> MATERIALS PROVIDED
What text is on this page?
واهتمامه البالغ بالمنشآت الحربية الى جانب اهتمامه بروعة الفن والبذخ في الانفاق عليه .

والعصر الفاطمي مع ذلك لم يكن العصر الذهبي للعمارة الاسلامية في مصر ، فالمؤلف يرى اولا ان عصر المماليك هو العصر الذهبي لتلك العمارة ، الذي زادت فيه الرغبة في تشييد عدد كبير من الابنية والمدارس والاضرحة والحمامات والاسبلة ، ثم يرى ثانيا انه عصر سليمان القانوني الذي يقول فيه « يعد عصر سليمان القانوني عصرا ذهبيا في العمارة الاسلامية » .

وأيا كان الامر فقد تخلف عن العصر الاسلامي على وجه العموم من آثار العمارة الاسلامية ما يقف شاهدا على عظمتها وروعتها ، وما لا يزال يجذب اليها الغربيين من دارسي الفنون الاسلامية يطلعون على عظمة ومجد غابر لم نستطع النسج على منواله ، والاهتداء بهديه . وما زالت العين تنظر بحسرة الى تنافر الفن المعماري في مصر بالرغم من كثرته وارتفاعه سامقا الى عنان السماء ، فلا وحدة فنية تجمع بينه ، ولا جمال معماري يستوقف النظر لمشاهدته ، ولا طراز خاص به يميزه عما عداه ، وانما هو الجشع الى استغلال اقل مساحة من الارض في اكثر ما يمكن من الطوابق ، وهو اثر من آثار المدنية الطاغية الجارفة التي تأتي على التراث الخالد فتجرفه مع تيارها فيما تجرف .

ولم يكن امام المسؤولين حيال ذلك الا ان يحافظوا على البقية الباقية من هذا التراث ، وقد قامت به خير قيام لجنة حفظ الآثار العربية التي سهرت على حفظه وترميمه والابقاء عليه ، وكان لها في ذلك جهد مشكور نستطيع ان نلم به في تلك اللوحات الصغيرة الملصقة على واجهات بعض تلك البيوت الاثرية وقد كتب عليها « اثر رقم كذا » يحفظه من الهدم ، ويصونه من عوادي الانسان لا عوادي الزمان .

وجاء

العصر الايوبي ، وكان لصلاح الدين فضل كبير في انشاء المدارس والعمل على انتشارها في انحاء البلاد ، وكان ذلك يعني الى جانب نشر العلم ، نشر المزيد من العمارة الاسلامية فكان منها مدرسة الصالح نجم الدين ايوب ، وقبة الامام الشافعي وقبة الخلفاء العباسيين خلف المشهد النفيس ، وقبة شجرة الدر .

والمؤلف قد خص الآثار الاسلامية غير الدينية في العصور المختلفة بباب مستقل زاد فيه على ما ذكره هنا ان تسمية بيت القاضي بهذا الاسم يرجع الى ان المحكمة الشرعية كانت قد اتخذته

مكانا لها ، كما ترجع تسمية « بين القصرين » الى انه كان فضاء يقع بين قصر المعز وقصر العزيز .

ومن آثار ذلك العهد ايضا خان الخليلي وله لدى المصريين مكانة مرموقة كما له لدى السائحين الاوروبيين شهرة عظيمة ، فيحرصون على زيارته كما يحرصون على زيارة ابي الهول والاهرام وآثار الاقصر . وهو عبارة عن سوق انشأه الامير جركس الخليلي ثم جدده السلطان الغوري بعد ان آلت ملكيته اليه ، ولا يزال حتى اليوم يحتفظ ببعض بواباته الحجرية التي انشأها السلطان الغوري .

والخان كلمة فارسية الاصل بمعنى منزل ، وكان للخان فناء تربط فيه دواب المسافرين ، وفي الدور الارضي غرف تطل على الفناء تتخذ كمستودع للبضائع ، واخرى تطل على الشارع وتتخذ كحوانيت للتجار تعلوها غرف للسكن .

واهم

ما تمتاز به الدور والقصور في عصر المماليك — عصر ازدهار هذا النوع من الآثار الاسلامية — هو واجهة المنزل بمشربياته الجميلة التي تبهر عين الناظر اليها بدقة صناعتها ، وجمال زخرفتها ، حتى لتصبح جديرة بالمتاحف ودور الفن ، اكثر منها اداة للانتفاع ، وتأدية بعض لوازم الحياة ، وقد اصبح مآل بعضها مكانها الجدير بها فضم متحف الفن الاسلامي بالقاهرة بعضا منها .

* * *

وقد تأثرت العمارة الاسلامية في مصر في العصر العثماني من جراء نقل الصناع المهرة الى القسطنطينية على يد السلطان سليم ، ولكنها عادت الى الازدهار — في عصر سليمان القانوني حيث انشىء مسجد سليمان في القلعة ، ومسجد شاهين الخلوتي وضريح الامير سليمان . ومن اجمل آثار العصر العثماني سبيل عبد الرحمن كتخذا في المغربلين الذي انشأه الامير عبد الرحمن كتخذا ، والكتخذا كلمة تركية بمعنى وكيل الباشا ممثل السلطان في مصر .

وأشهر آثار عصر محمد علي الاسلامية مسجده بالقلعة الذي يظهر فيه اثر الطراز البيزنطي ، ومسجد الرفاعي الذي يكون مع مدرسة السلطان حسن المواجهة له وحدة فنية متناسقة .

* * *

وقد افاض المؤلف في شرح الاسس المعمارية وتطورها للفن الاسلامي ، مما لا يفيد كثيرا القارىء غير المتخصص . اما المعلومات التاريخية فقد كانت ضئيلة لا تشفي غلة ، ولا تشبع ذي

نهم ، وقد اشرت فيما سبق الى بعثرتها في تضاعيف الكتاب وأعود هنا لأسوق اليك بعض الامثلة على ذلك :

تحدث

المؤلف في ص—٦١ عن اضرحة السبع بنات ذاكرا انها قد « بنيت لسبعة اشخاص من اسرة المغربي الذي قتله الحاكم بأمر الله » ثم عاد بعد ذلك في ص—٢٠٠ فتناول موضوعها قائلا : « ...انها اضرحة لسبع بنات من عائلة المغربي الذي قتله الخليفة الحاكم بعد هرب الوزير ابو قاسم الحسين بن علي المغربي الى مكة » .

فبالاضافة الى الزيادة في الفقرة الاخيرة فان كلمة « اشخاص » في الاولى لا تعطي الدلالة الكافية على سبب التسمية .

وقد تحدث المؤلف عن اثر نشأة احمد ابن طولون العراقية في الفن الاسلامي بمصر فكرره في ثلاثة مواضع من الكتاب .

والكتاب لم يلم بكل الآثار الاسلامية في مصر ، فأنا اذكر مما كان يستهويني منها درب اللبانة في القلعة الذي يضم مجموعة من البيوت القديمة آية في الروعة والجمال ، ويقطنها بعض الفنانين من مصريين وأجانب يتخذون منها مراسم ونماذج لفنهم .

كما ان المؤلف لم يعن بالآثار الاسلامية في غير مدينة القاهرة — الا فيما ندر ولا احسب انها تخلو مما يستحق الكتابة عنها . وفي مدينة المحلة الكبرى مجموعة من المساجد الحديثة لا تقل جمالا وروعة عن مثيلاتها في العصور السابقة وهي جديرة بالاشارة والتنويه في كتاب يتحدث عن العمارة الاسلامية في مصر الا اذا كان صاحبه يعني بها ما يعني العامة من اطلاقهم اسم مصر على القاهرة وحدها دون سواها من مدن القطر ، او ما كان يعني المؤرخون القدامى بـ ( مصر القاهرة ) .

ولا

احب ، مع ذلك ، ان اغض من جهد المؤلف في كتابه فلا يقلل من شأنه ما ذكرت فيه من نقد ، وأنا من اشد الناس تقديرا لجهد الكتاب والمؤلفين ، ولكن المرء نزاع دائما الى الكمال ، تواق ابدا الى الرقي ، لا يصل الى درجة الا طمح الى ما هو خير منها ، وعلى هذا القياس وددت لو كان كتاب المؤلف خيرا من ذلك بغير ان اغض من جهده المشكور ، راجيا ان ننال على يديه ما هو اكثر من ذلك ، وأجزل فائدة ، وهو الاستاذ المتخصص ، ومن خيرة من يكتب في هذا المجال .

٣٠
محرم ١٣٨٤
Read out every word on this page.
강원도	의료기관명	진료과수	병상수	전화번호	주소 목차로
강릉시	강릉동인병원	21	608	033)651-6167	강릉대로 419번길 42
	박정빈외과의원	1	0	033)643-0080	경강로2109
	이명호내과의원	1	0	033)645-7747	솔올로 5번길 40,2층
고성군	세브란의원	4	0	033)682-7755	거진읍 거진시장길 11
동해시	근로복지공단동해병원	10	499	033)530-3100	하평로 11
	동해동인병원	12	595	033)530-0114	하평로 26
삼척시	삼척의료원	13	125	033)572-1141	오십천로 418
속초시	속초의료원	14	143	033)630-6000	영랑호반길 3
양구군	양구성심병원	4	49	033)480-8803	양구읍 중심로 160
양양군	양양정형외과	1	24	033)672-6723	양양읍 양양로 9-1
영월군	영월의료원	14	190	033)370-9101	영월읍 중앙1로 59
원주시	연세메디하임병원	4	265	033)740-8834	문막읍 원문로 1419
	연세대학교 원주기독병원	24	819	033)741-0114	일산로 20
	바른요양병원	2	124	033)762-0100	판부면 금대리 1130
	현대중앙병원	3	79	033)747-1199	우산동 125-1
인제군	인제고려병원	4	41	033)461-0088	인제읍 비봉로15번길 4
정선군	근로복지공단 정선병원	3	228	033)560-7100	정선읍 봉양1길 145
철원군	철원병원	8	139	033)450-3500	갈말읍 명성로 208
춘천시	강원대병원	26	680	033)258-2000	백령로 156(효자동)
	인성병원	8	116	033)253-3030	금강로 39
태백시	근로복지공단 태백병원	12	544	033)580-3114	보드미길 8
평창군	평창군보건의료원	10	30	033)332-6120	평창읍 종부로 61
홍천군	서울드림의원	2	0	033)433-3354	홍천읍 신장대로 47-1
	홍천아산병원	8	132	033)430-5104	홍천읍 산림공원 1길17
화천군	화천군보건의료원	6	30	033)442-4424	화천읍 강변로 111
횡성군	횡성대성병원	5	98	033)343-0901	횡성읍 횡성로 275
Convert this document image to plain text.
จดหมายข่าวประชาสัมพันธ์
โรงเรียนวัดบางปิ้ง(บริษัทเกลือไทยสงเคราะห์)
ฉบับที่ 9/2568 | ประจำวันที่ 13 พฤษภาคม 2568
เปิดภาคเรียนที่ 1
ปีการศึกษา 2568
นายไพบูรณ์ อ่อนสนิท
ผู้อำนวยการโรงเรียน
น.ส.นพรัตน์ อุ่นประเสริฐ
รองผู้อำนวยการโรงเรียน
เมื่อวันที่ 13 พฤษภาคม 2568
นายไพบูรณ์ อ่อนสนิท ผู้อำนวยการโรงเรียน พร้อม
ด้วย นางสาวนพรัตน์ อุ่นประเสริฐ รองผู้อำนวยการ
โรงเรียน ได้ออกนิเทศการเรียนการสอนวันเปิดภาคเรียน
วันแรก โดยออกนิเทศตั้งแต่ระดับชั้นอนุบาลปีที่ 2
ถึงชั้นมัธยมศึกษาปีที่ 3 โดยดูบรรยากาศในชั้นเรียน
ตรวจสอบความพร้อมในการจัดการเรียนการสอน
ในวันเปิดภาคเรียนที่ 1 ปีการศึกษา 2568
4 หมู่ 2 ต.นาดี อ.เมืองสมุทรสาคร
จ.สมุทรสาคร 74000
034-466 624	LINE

> AIM
Give back only a number, the number of lines where the string "اشخاص" occurs.

> ANSWER TO THIS TASK
2